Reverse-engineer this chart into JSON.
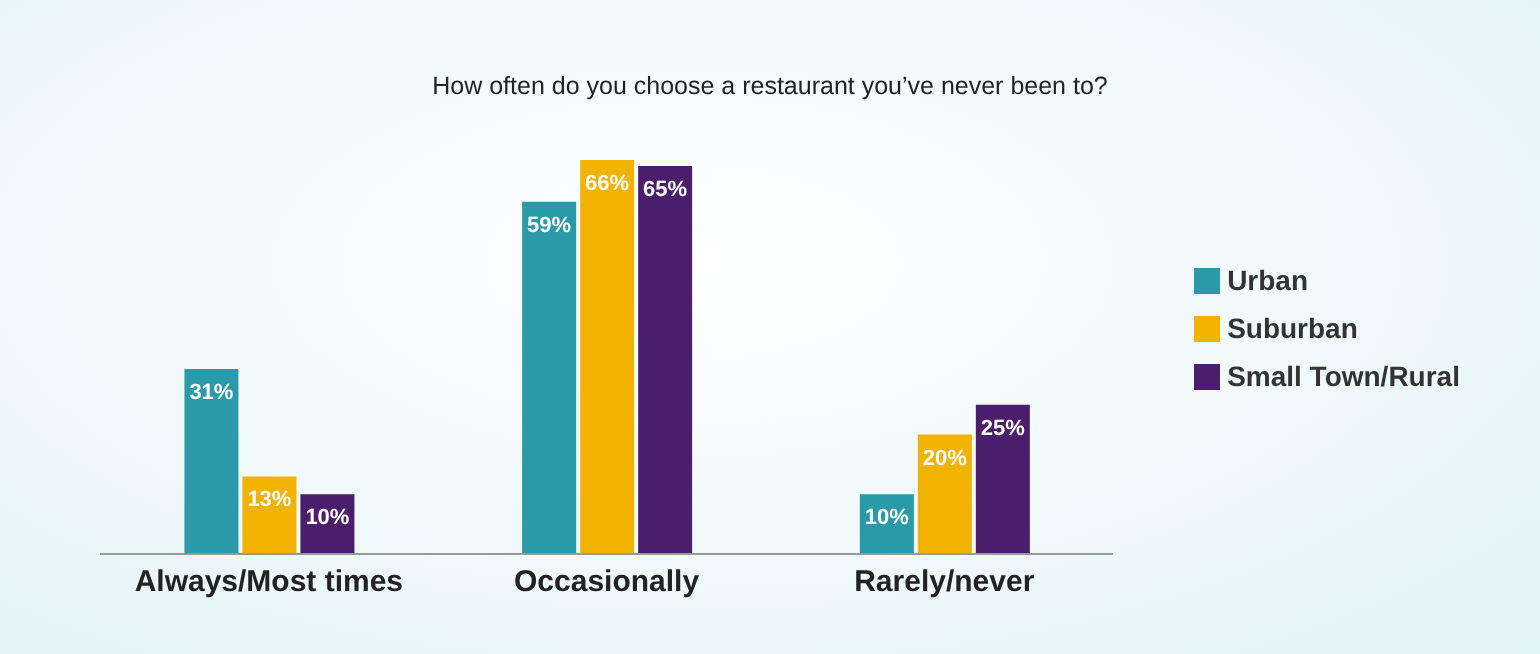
{
  "chart_data": {
    "type": "bar",
    "title": "How often do you choose a restaurant you’ve never been to?",
    "categories": [
      "Always/Most times",
      "Occasionally",
      "Rarely/never"
    ],
    "series": [
      {
        "name": "Urban",
        "color": "#2a9aa8",
        "values": [
          31,
          59,
          10
        ],
        "value_labels": [
          "31%",
          "59%",
          "10%"
        ]
      },
      {
        "name": "Suburban",
        "color": "#f2b200",
        "values": [
          13,
          66,
          20
        ],
        "value_labels": [
          "13%",
          "66%",
          "20%"
        ]
      },
      {
        "name": "Small Town/Rural",
        "color": "#4b1e6b",
        "values": [
          10,
          65,
          25
        ],
        "value_labels": [
          "10%",
          "65%",
          "25%"
        ]
      }
    ],
    "legend": "right",
    "grid": false
  }
}
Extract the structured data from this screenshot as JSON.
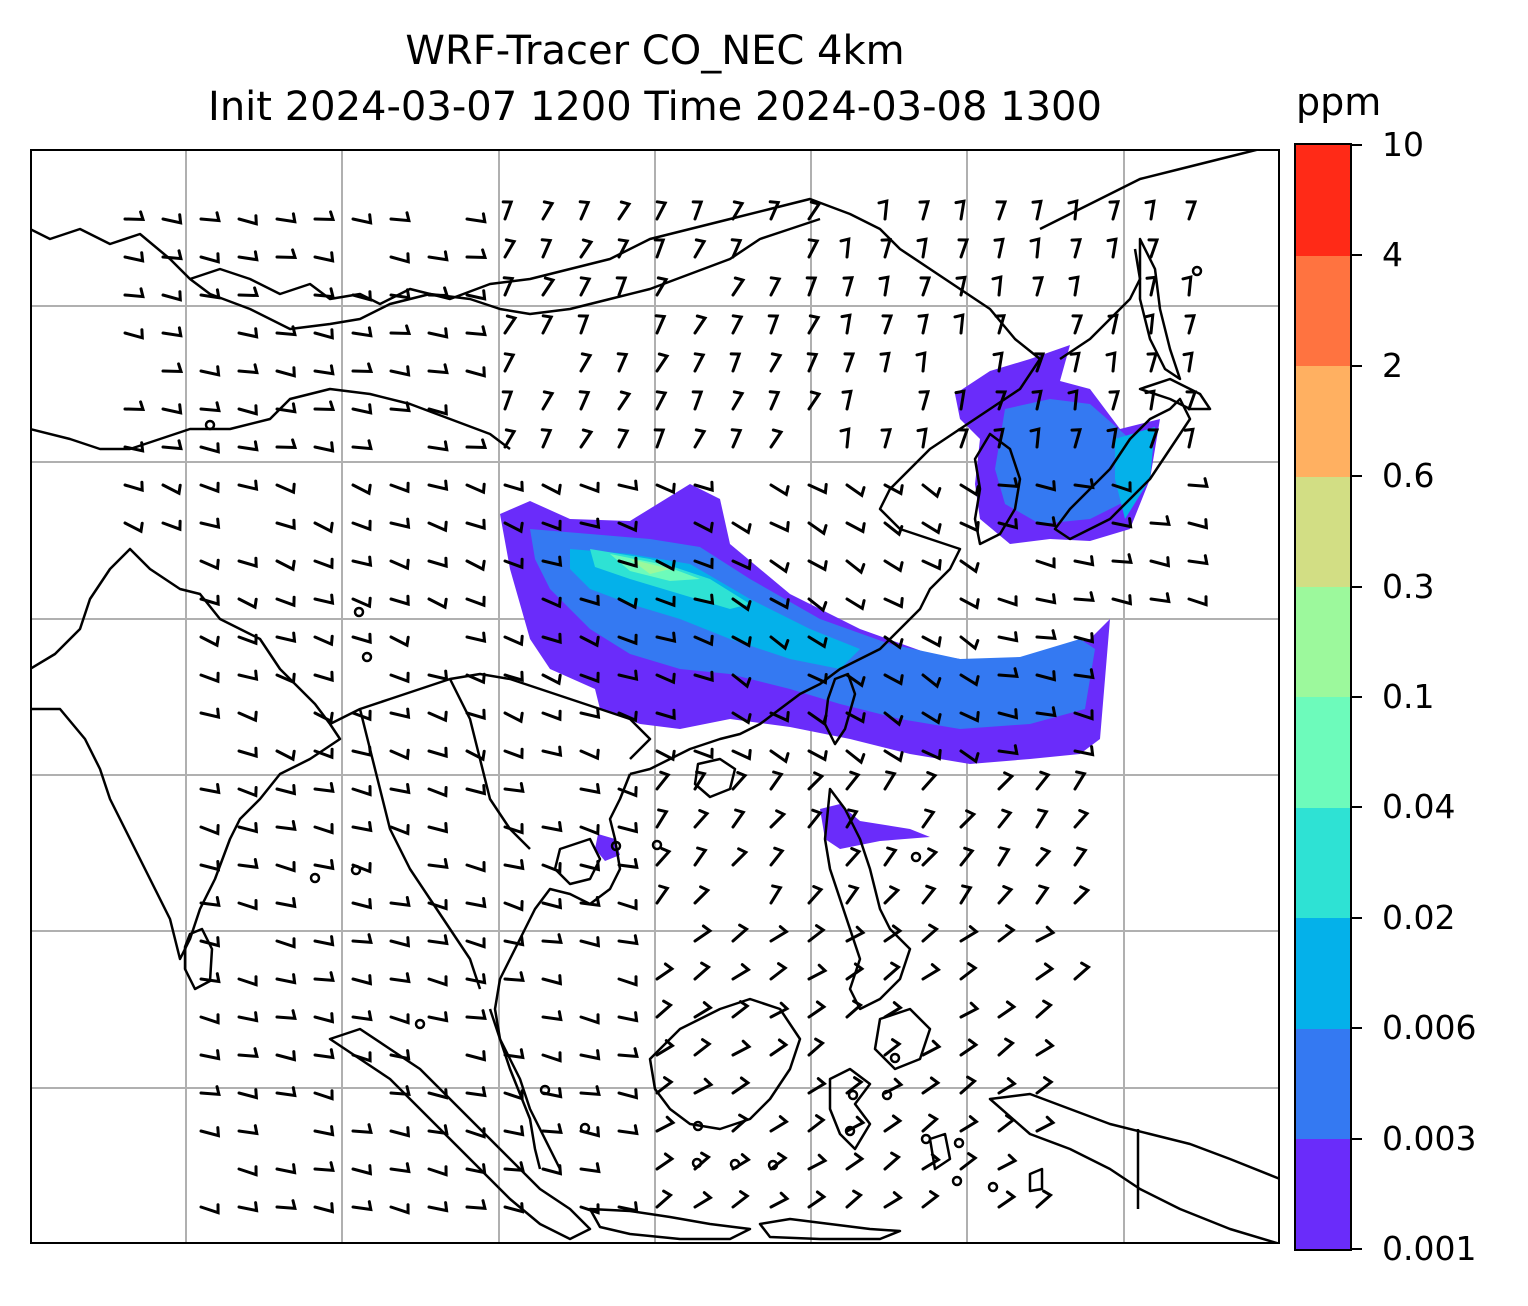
{
  "title": {
    "line1": "WRF-Tracer CO_NEC 4km",
    "line2": "Init 2024-03-07 1200 Time 2024-03-08 1300"
  },
  "colorbar": {
    "unit": "ppm",
    "levels": [
      "0.001",
      "0.003",
      "0.006",
      "0.02",
      "0.04",
      "0.1",
      "0.3",
      "0.6",
      "2",
      "4",
      "10"
    ],
    "colors": [
      "#6a2cfa",
      "#3479f2",
      "#04b1ea",
      "#2ee2d4",
      "#6dfbbb",
      "#9cf99c",
      "#d2de84",
      "#ffb061",
      "#ff7340",
      "#ff2a17"
    ]
  },
  "map": {
    "gridlines": "on",
    "coastline_color": "#000000",
    "grid_color": "#b0b0b0",
    "features": [
      "coastlines",
      "country-borders",
      "wind-barbs",
      "co-tracer-plume"
    ]
  }
}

> _Your goal_: Reproduce all of the entries word for word, skipping any pictures they hold.

> _Exercise answer_:
Reverse-engineer this chart into JSON.
{
  "chart_data": {
    "type": "bar",
    "title": "How often do you choose a restaurant you’ve never been to?",
    "categories": [
      "Always/Most times",
      "Occasionally",
      "Rarely/never"
    ],
    "series": [
      {
        "name": "Urban",
        "color": "#2a9aa8",
        "values": [
          31,
          59,
          10
        ],
        "value_labels": [
          "31%",
          "59%",
          "10%"
        ]
      },
      {
        "name": "Suburban",
        "color": "#f2b200",
        "values": [
          13,
          66,
          20
        ],
        "value_labels": [
          "13%",
          "66%",
          "20%"
        ]
      },
      {
        "name": "Small Town/Rural",
        "color": "#4b1e6b",
        "values": [
          10,
          65,
          25
        ],
        "value_labels": [
          "10%",
          "65%",
          "25%"
        ]
      }
    ],
    "legend": "right",
    "grid": false
  }
}
Extract the structured data from this screenshot as JSON.
{
  "title": {
    "line1": "WRF-Tracer CO_NEC 4km",
    "line2": "Init 2024-03-07 1200 Time 2024-03-08 1300"
  },
  "colorbar": {
    "unit": "ppm",
    "levels": [
      "0.001",
      "0.003",
      "0.006",
      "0.02",
      "0.04",
      "0.1",
      "0.3",
      "0.6",
      "2",
      "4",
      "10"
    ],
    "colors": [
      "#6a2cfa",
      "#3479f2",
      "#04b1ea",
      "#2ee2d4",
      "#6dfbbb",
      "#9cf99c",
      "#d2de84",
      "#ffb061",
      "#ff7340",
      "#ff2a17"
    ]
  },
  "map": {
    "gridlines": "on",
    "coastline_color": "#000000",
    "grid_color": "#b0b0b0",
    "features": [
      "coastlines",
      "country-borders",
      "wind-barbs",
      "co-tracer-plume"
    ]
  }
}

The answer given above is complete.